_What to do_
Across the entries below, count the lines in which the word "return" occurs. Reply with the count alone.

_Entries shown_
◆ ◆ ◆ ◆ ◆ ◆ ◆
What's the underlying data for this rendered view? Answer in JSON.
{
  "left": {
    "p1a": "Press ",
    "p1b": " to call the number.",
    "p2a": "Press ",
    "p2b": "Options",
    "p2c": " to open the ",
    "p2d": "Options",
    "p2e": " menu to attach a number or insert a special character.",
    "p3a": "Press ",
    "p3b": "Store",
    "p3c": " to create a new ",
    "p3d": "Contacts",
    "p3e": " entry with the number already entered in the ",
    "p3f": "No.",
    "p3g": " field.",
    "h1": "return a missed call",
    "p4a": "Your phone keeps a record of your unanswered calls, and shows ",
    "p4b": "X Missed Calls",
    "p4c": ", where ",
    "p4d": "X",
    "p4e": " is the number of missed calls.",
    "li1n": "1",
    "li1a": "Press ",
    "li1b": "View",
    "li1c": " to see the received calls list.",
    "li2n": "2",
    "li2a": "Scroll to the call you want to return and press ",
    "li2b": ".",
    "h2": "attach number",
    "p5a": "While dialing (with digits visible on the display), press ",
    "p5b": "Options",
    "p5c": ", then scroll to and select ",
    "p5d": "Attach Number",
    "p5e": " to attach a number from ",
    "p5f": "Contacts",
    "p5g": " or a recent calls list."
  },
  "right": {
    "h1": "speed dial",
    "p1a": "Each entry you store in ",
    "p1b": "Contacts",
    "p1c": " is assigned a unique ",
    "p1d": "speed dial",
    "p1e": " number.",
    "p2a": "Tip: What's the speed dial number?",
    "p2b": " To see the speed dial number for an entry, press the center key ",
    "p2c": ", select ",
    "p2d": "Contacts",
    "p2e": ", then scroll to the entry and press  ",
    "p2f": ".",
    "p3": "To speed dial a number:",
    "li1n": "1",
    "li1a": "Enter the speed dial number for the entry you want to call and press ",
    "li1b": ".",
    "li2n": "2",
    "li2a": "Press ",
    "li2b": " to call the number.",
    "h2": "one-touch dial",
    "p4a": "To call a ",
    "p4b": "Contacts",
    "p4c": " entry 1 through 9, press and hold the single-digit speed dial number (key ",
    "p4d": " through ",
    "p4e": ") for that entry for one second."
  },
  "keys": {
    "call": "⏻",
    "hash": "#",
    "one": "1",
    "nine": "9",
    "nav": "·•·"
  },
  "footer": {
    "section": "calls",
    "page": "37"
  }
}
◆ ◆ ◆ ◆ ◆ ◆ ◆
_Problem solution_
2